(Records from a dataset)
* BEGIN *

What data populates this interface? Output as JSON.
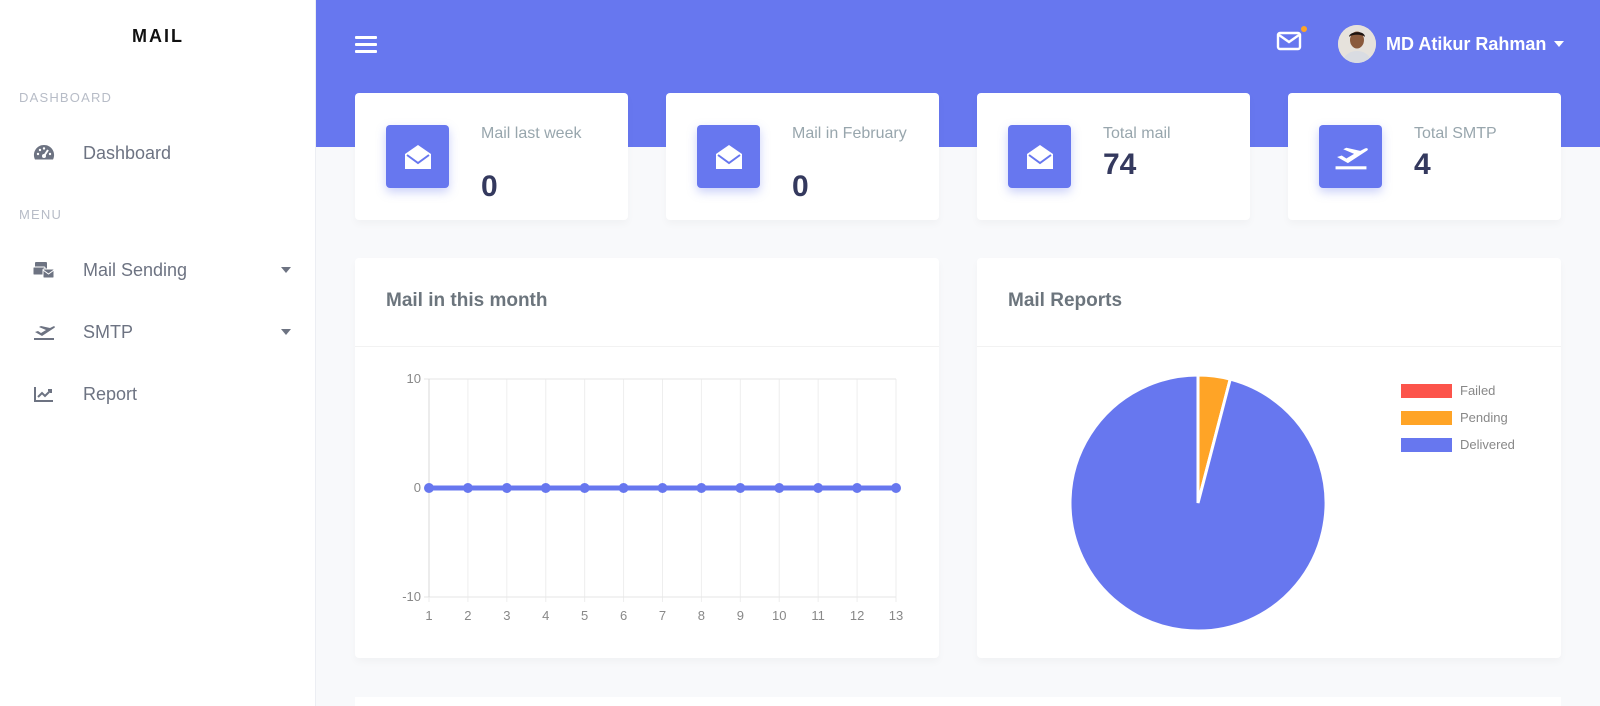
{
  "sidebar": {
    "brand": "MAIL",
    "section_dashboard": "DASHBOARD",
    "section_menu": "MENU",
    "items": [
      {
        "label": "Dashboard",
        "icon": "speedometer-icon"
      },
      {
        "label": "Mail Sending",
        "icon": "mail-bulk-icon"
      },
      {
        "label": "SMTP",
        "icon": "plane-departure-icon"
      },
      {
        "label": "Report",
        "icon": "chart-line-icon"
      }
    ]
  },
  "header": {
    "user_name": "MD Atikur Rahman",
    "notification_color": "#ffa426"
  },
  "stats": [
    {
      "title": "Mail last week",
      "value": "0",
      "icon": "envelope-open-icon"
    },
    {
      "title": "Mail in February",
      "value": "0",
      "icon": "envelope-open-icon"
    },
    {
      "title": "Total mail",
      "value": "74",
      "icon": "envelope-open-icon"
    },
    {
      "title": "Total SMTP",
      "value": "4",
      "icon": "plane-departure-icon"
    }
  ],
  "colors": {
    "primary": "#6777ef",
    "failed": "#fc544b",
    "pending": "#ffa426",
    "delivered": "#6777ef"
  },
  "chart_data": [
    {
      "type": "line",
      "title": "Mail in this month",
      "x": [
        1,
        2,
        3,
        4,
        5,
        6,
        7,
        8,
        9,
        10,
        11,
        12,
        13
      ],
      "series": [
        {
          "values": [
            0,
            0,
            0,
            0,
            0,
            0,
            0,
            0,
            0,
            0,
            0,
            0,
            0
          ]
        }
      ],
      "ylim": [
        -10,
        10
      ],
      "yticks": [
        "10",
        "0",
        "-10"
      ],
      "grid": true
    },
    {
      "type": "pie",
      "title": "Mail Reports",
      "legend_position": "right",
      "slices": [
        {
          "label": "Failed",
          "value": 0,
          "color": "#fc544b"
        },
        {
          "label": "Pending",
          "value": 3,
          "color": "#ffa426"
        },
        {
          "label": "Delivered",
          "value": 71,
          "color": "#6777ef"
        }
      ]
    }
  ]
}
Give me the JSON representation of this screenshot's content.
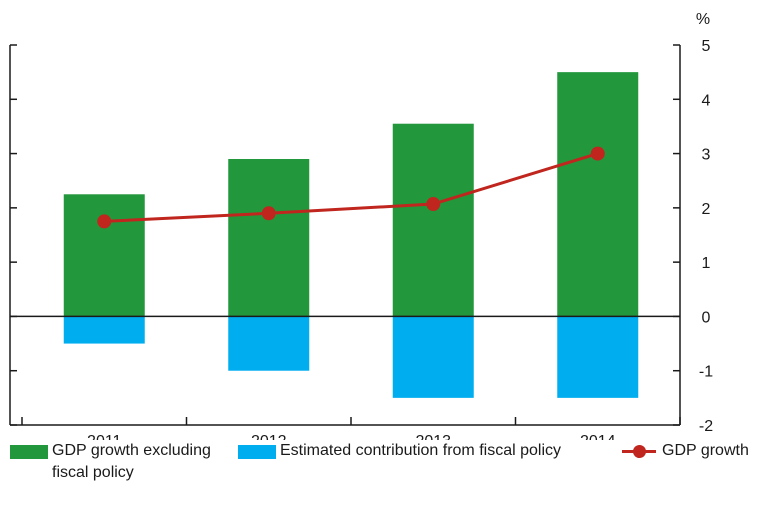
{
  "chart_data": {
    "type": "bar",
    "unit_label": "%",
    "categories": [
      "2011",
      "2012",
      "2013",
      "2014"
    ],
    "ylim": [
      -2,
      5
    ],
    "yticks": [
      "5",
      "4",
      "3",
      "2",
      "1",
      "0",
      "-1",
      "-2"
    ],
    "series": [
      {
        "name": "GDP growth excluding fiscal policy",
        "kind": "bar",
        "color": "#23973c",
        "values": [
          2.25,
          2.9,
          3.55,
          4.5
        ]
      },
      {
        "name": "Estimated contribution from fiscal policy",
        "kind": "bar",
        "color": "#00adef",
        "values": [
          -0.5,
          -1.0,
          -1.5,
          -1.5
        ]
      },
      {
        "name": "GDP growth",
        "kind": "line",
        "color": "#c0261e",
        "values": [
          1.75,
          1.9,
          2.07,
          3.0
        ]
      }
    ],
    "legend": {
      "position": "bottom",
      "item1_line1": "GDP growth excluding",
      "item1_line2": "fiscal policy",
      "item2": "Estimated contribution from fiscal policy",
      "item3": "GDP growth"
    },
    "grid": false
  }
}
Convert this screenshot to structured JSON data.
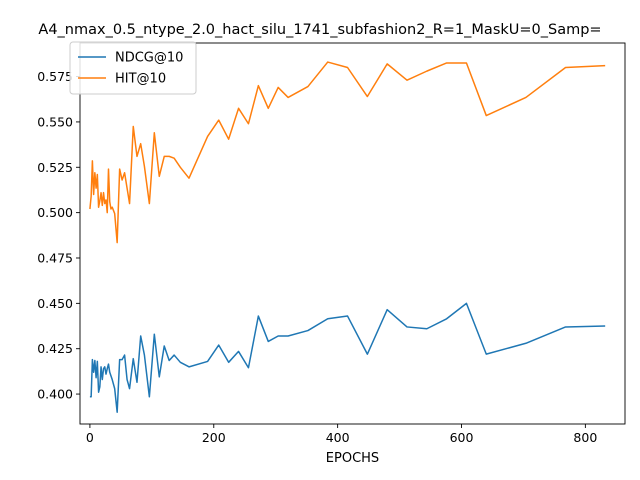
{
  "chart_data": {
    "type": "line",
    "title": "A4_nmax_0.5_ntype_2.0_hact_silu_1741_subfashion2_R=1_MaskU=0_Samp=",
    "xlabel": "EPOCHS",
    "ylabel": "",
    "xlim": [
      -16,
      864
    ],
    "ylim": [
      0.3835,
      0.5935
    ],
    "xticks": [
      0,
      200,
      400,
      600,
      800
    ],
    "yticks": [
      0.4,
      0.425,
      0.45,
      0.475,
      0.5,
      0.525,
      0.55,
      0.575
    ],
    "ytick_labels": [
      "0.400",
      "0.425",
      "0.450",
      "0.475",
      "0.500",
      "0.525",
      "0.550",
      "0.575"
    ],
    "grid": false,
    "legend_position": "top-left",
    "series": [
      {
        "name": "NDCG@10",
        "color": "#1f77b4",
        "x": [
          0,
          2,
          4,
          6,
          8,
          10,
          12,
          14,
          16,
          18,
          20,
          22,
          24,
          26,
          28,
          30,
          32,
          34,
          36,
          40,
          44,
          48,
          52,
          56,
          60,
          64,
          70,
          76,
          82,
          88,
          96,
          104,
          112,
          120,
          128,
          136,
          146,
          160,
          190,
          208,
          224,
          240,
          256,
          272,
          288,
          304,
          320,
          352,
          384,
          416,
          448,
          480,
          512,
          544,
          576,
          608,
          640,
          704,
          768,
          832
        ],
        "y": [
          0.3985,
          0.3985,
          0.419,
          0.412,
          0.4185,
          0.409,
          0.418,
          0.401,
          0.404,
          0.415,
          0.408,
          0.414,
          0.415,
          0.411,
          0.414,
          0.4165,
          0.412,
          0.41,
          0.408,
          0.403,
          0.39,
          0.419,
          0.419,
          0.4215,
          0.408,
          0.403,
          0.4195,
          0.4065,
          0.432,
          0.4215,
          0.3985,
          0.433,
          0.4095,
          0.4265,
          0.4185,
          0.4215,
          0.4175,
          0.415,
          0.418,
          0.427,
          0.4175,
          0.4235,
          0.4145,
          0.443,
          0.429,
          0.432,
          0.432,
          0.435,
          0.4415,
          0.443,
          0.422,
          0.4465,
          0.437,
          0.436,
          0.4415,
          0.45,
          0.422,
          0.428,
          0.437,
          0.4375
        ]
      },
      {
        "name": "HIT@10",
        "color": "#ff7f0e",
        "x": [
          0,
          2,
          4,
          6,
          8,
          10,
          12,
          14,
          16,
          18,
          20,
          22,
          24,
          26,
          28,
          30,
          32,
          34,
          36,
          40,
          44,
          48,
          52,
          56,
          60,
          64,
          70,
          76,
          82,
          88,
          96,
          104,
          112,
          120,
          128,
          136,
          146,
          160,
          190,
          208,
          224,
          240,
          256,
          272,
          288,
          304,
          320,
          352,
          384,
          416,
          448,
          480,
          512,
          544,
          576,
          608,
          640,
          704,
          768,
          832
        ],
        "y": [
          0.502,
          0.509,
          0.5285,
          0.51,
          0.522,
          0.5135,
          0.521,
          0.503,
          0.5065,
          0.511,
          0.504,
          0.511,
          0.505,
          0.507,
          0.5,
          0.524,
          0.506,
          0.502,
          0.503,
          0.4995,
          0.4835,
          0.524,
          0.518,
          0.522,
          0.5135,
          0.505,
          0.5475,
          0.531,
          0.538,
          0.5255,
          0.505,
          0.544,
          0.52,
          0.531,
          0.531,
          0.53,
          0.525,
          0.519,
          0.542,
          0.551,
          0.5405,
          0.5575,
          0.549,
          0.57,
          0.5575,
          0.569,
          0.5635,
          0.5695,
          0.583,
          0.58,
          0.564,
          0.582,
          0.573,
          0.578,
          0.5825,
          0.5825,
          0.5535,
          0.5635,
          0.58,
          0.581
        ]
      }
    ]
  }
}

* END *

## To be done
Return each line among the entries that holds the word "this".

## Answer to the exercise
What data populates this interface? Output as JSON.
      "title": "Mail in this month",
Give me the JSON representation of this screenshot's content.
Convert this screenshot to structured JSON data.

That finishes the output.